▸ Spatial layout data

------

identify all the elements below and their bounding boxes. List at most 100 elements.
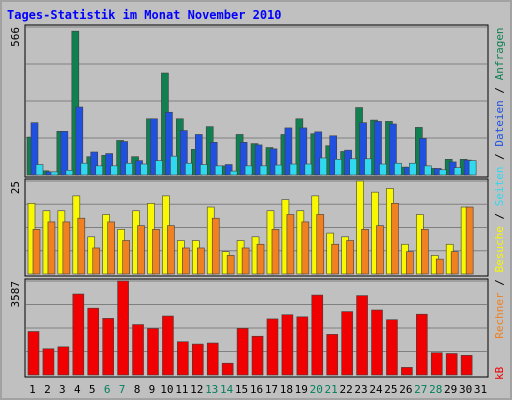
bar-seiten-day-26 xyxy=(409,162,417,176)
bar-dateien-day-21 xyxy=(329,135,338,176)
bar-kb-day-5 xyxy=(87,307,100,376)
bar-rechner-day-11 xyxy=(182,247,190,275)
bar-dateien-day-5 xyxy=(90,151,99,176)
bar-rechner-day-30 xyxy=(465,206,474,275)
bar-seiten-day-29 xyxy=(453,167,462,176)
x-tick-label: 22 xyxy=(339,383,352,396)
x-tick-label: 18 xyxy=(280,383,293,396)
legend-segment: Besuche xyxy=(493,226,506,272)
bar-seiten-day-12 xyxy=(199,164,208,176)
bar-rechner-day-18 xyxy=(286,214,295,275)
bar-seiten-day-16 xyxy=(259,165,268,176)
bar-kb-day-11 xyxy=(177,341,189,376)
bar-seiten-day-23 xyxy=(364,158,372,176)
bar-rechner-day-15 xyxy=(241,247,250,275)
bar-rechner-day-29 xyxy=(450,251,459,275)
bar-dateien-day-3 xyxy=(60,131,69,176)
bar-rechner-day-21 xyxy=(331,243,340,275)
bar-rechner-day-3 xyxy=(62,221,71,275)
panel-bot: 3587 xyxy=(9,278,489,378)
x-tick-label: 4 xyxy=(74,383,81,396)
bar-dateien-day-4 xyxy=(75,106,84,176)
panel-max-label: 3587 xyxy=(9,281,22,308)
bar-kb-day-10 xyxy=(162,315,174,376)
x-tick-label: 14 xyxy=(220,383,234,396)
bar-seiten-day-14 xyxy=(229,170,238,176)
bar-seiten-day-30 xyxy=(468,160,477,176)
x-tick-label: 23 xyxy=(354,383,367,396)
bar-dateien-day-25 xyxy=(389,123,397,176)
legend-segment: Seiten xyxy=(493,167,506,207)
bar-seiten-day-3 xyxy=(65,169,74,176)
x-tick-label: 19 xyxy=(295,383,308,396)
bar-seiten-day-20 xyxy=(319,157,328,176)
bar-seiten-day-5 xyxy=(95,165,104,176)
bar-seiten-day-10 xyxy=(170,155,178,176)
bar-rechner-day-14 xyxy=(226,255,235,275)
x-tick-label: 20 xyxy=(310,383,323,396)
x-tick-label: 15 xyxy=(235,383,248,396)
panel-max-label: 25 xyxy=(9,181,22,194)
bar-kb-day-22 xyxy=(341,311,353,376)
x-tick-label: 2 xyxy=(44,383,51,396)
bar-seiten-day-24 xyxy=(379,163,387,176)
bar-kb-day-24 xyxy=(371,309,383,376)
x-axis-labels: 1 2 3 4 5 6 7 8 9 10 11 12 13 14 15 16 17 18 19 20 21 22 23 24 2… xyxy=(29,383,487,396)
bar-seiten-day-25 xyxy=(394,162,402,176)
bar-rechner-day-7 xyxy=(122,240,130,275)
bar-seiten-day-1 xyxy=(35,164,44,176)
x-tick-label: 1 xyxy=(29,383,36,396)
bar-seiten-day-11 xyxy=(185,162,193,176)
bar-seiten-day-22 xyxy=(349,158,357,176)
bar-rechner-day-24 xyxy=(376,225,384,275)
legend-segment: kB xyxy=(493,366,506,380)
bar-seiten-day-18 xyxy=(289,163,298,176)
bar-rechner-day-4 xyxy=(77,217,86,275)
bar-dateien-day-15 xyxy=(239,142,248,176)
bar-kb-day-19 xyxy=(296,316,309,376)
panel-max-label: 566 xyxy=(9,27,22,47)
x-tick-label: 6 xyxy=(104,383,111,396)
bar-kb-day-18 xyxy=(281,314,294,376)
bar-kb-day-17 xyxy=(266,318,279,376)
legend-segment: Anfragen xyxy=(493,27,506,80)
x-tick-label: 12 xyxy=(190,383,203,396)
bar-kb-day-2 xyxy=(42,348,55,376)
bar-dateien-day-13 xyxy=(209,142,218,176)
bar-seiten-day-6 xyxy=(110,165,118,176)
bar-dateien-day-27 xyxy=(419,138,427,176)
bar-dateien-day-16 xyxy=(254,144,263,176)
bar-kb-day-28 xyxy=(430,352,443,376)
bar-rechner-day-23 xyxy=(361,229,369,275)
bar-dateien-day-24 xyxy=(374,121,382,176)
bar-dateien-day-9 xyxy=(150,118,158,176)
legend-segment: Rechner xyxy=(493,292,506,339)
legend-segment: Dateien xyxy=(493,100,506,146)
x-tick-label: 5 xyxy=(89,383,96,396)
x-tick-label: 16 xyxy=(250,383,263,396)
bar-seiten-day-28 xyxy=(438,169,447,176)
legend-segment: / xyxy=(493,147,506,167)
bar-kb-day-29 xyxy=(445,353,458,376)
bar-seiten-day-17 xyxy=(274,164,283,176)
legend-segment: / xyxy=(493,273,506,293)
legend-segment: / xyxy=(493,80,506,100)
bar-seiten-day-8 xyxy=(140,163,148,176)
x-tick-label: 9 xyxy=(149,383,156,396)
bar-rechner-day-12 xyxy=(196,247,205,275)
bar-seiten-day-9 xyxy=(155,160,163,176)
bar-dateien-day-7 xyxy=(120,141,128,176)
bar-dateien-day-23 xyxy=(359,122,367,176)
bar-rechner-day-19 xyxy=(301,221,310,275)
x-tick-label: 30 xyxy=(459,383,472,396)
bar-dateien-day-19 xyxy=(299,127,308,176)
bar-besuche-day-23 xyxy=(356,180,364,275)
panel-mid: 25 xyxy=(9,178,489,277)
bar-dateien-day-14 xyxy=(224,164,233,176)
bar-rechner-day-5 xyxy=(92,247,101,275)
chart-title: Tages-Statistik im Monat November 2010 xyxy=(7,8,282,22)
x-tick-label: 7 xyxy=(119,383,126,396)
bar-kb-day-3 xyxy=(57,346,70,376)
bar-rechner-day-1 xyxy=(32,229,41,275)
bar-rechner-day-25 xyxy=(391,203,399,275)
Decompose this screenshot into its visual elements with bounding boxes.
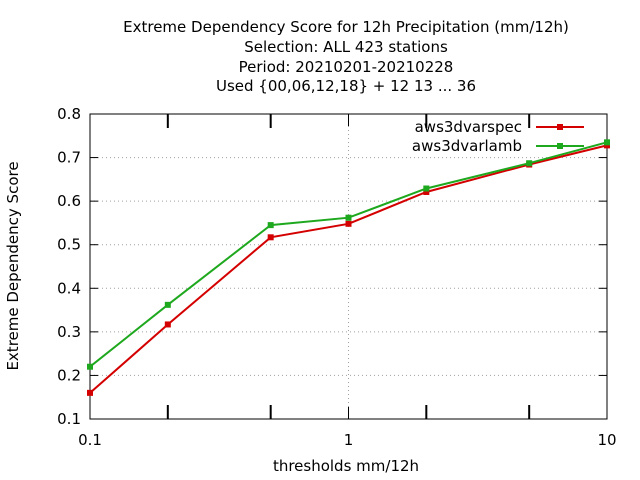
x-tick-label: 0.1	[78, 431, 102, 449]
y-tick-label: 0.5	[57, 236, 81, 254]
grid	[90, 114, 607, 419]
y-tick-label: 0.7	[57, 149, 81, 167]
chart-title-line-3: Period: 20210201-20210228	[239, 58, 454, 76]
ticks: 0.1 0.2 0.3 0.4 0.5 0.6 0.7 0.8 0.1 1 10	[57, 105, 616, 449]
chart-title-line-2: Selection: ALL 423 stations	[244, 38, 448, 56]
x-tick-label: 1	[344, 431, 354, 449]
legend-marker-aws3dvarspec	[557, 124, 563, 130]
data-point-aws3dvarlamb	[526, 160, 533, 167]
chart-title-line-4: Used {00,06,12,18} + 12 13 ... 36	[216, 77, 476, 95]
data-point-aws3dvarspec	[164, 321, 171, 328]
data-point-aws3dvarlamb	[423, 185, 430, 192]
data-point-aws3dvarspec	[604, 142, 610, 149]
chart-title-line-1: Extreme Dependency Score for 12h Precipi…	[123, 18, 569, 36]
y-tick-label: 0.6	[57, 192, 81, 210]
y-tick-label: 0.4	[57, 279, 81, 297]
legend-label-aws3dvarspec: aws3dvarspec	[415, 118, 522, 136]
data-point-aws3dvarlamb	[604, 139, 610, 146]
data-point-aws3dvarspec	[345, 220, 352, 227]
data-point-aws3dvarspec	[267, 234, 274, 241]
data-point-aws3dvarlamb	[345, 214, 352, 221]
series-group	[87, 139, 610, 396]
data-point-aws3dvarlamb	[164, 301, 171, 308]
y-tick-label: 0.8	[57, 105, 81, 123]
y-tick-label: 0.1	[57, 410, 81, 428]
x-axis-label: thresholds mm/12h	[273, 457, 419, 475]
y-tick-label: 0.3	[57, 323, 81, 341]
data-point-aws3dvarspec	[87, 389, 93, 396]
y-tick-label: 0.2	[57, 366, 81, 384]
plot-frame	[89, 113, 608, 420]
data-point-aws3dvarlamb	[267, 222, 274, 229]
data-point-aws3dvarlamb	[87, 363, 93, 370]
y-axis-label: Extreme Dependency Score	[4, 161, 22, 370]
legend-marker-aws3dvarlamb	[557, 143, 563, 149]
legend-label-aws3dvarlamb: aws3dvarlamb	[412, 137, 522, 155]
x-tick-label: 10	[597, 431, 616, 449]
data-point-aws3dvarspec	[423, 188, 430, 195]
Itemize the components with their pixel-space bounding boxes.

------

▸ Requirement
Pick out every line in the records above that contains the string "Score", and copy each one in full.

▸ Answer in full
chart-title-line-1: Extreme Dependency Score for 12h Precipi…	[123, 18, 569, 36]
y-axis-label: Extreme Dependency Score	[4, 161, 22, 370]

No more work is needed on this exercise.